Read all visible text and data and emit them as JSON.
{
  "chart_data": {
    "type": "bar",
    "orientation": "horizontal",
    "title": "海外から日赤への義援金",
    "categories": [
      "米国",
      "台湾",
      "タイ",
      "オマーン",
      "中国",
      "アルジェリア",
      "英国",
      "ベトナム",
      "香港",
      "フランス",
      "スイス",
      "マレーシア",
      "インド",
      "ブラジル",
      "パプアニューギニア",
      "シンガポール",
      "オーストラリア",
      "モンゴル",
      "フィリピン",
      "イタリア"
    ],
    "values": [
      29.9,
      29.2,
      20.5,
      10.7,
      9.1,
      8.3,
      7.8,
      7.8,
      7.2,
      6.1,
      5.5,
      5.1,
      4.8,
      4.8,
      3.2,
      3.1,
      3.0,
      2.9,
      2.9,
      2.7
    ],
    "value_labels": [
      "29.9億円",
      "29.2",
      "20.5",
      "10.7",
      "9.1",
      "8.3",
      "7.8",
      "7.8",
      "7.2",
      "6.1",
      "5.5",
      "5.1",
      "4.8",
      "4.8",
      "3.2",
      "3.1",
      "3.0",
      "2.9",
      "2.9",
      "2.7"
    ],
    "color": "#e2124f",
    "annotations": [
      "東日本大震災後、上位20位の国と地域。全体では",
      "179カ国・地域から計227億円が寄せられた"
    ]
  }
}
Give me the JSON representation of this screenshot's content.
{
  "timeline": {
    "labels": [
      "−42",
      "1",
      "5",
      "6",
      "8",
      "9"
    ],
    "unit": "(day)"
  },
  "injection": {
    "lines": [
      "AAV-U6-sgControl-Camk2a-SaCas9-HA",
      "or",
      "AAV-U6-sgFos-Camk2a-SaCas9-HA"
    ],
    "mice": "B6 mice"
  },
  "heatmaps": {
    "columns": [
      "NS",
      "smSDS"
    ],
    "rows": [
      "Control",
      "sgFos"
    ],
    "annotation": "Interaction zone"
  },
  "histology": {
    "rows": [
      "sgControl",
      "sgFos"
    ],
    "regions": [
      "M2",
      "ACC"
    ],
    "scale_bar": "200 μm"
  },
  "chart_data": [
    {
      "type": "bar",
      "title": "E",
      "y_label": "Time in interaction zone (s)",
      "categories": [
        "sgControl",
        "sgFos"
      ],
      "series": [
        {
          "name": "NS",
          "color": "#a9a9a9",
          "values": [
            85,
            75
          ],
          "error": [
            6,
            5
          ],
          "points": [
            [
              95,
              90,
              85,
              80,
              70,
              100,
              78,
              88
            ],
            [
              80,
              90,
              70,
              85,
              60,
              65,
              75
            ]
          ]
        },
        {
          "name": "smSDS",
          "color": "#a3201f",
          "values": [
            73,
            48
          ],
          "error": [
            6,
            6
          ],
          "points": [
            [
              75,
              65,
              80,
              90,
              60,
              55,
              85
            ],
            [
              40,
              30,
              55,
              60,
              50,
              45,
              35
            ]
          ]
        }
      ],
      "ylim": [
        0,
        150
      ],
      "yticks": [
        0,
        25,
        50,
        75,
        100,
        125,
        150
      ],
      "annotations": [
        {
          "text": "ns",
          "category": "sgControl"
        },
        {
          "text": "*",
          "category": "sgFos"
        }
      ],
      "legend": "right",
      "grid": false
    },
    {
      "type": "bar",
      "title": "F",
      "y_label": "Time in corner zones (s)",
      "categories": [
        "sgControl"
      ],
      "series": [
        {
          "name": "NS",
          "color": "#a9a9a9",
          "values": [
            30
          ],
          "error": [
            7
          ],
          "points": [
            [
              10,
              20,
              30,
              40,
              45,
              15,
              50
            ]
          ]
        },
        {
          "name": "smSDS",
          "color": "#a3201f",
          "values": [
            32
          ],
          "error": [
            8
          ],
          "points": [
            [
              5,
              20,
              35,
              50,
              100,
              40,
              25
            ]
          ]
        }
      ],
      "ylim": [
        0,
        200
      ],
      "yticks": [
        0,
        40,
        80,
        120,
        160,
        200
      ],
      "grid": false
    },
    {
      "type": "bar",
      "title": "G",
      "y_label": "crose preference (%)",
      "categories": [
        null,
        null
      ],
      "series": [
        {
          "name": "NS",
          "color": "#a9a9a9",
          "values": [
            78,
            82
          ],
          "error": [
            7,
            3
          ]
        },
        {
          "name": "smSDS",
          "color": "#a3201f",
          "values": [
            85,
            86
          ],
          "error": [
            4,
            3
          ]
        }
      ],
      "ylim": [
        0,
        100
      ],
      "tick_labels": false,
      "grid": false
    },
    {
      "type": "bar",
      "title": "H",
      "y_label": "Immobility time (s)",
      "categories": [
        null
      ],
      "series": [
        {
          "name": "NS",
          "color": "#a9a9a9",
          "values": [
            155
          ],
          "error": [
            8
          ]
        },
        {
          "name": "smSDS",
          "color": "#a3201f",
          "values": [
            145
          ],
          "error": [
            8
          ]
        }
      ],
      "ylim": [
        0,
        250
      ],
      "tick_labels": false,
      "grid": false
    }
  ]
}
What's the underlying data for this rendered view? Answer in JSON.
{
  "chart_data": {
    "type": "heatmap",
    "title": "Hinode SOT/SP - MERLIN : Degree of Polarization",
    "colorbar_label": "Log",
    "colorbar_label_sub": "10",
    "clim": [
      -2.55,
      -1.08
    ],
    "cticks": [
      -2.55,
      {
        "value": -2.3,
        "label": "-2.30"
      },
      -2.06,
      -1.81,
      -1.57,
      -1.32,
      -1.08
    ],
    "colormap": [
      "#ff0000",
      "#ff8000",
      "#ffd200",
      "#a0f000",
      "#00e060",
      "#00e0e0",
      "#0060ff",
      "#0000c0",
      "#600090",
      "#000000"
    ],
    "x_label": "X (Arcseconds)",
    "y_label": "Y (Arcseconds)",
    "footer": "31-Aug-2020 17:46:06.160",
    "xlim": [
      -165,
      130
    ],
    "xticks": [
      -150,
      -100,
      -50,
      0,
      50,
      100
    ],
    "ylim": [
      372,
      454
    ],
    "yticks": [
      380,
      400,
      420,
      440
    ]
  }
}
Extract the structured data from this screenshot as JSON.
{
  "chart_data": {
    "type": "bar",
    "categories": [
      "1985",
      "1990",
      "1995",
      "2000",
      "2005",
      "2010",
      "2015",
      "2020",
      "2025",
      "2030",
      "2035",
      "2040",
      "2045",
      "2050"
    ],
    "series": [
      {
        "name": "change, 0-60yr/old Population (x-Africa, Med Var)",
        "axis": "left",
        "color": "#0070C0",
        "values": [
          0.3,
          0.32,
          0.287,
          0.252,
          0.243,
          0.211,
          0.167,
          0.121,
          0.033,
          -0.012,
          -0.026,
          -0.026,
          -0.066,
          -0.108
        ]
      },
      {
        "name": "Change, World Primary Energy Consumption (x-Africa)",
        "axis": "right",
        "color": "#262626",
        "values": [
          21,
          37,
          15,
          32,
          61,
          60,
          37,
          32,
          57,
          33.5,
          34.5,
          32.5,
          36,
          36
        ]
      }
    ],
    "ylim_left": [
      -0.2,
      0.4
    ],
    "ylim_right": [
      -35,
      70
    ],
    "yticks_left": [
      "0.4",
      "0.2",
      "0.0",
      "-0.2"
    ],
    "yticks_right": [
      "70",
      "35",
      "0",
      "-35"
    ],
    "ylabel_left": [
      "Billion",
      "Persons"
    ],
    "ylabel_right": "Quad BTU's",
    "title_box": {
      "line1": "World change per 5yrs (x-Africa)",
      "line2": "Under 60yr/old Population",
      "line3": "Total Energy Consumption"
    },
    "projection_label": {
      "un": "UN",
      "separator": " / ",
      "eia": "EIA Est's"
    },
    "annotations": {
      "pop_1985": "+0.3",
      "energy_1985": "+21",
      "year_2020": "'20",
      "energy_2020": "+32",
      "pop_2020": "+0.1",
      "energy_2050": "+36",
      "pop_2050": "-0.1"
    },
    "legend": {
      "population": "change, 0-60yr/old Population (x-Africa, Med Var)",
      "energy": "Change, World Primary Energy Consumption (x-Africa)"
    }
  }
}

Requirements: Which lines include the word "World"? Copy every one of them.

Finished task:
        "name": "Change, World Primary Energy Consumption (x-Africa)",
      "line1": "World change per 5yrs (x-Africa)",
      "energy": "Change, World Primary Energy Consumption (x-Africa)"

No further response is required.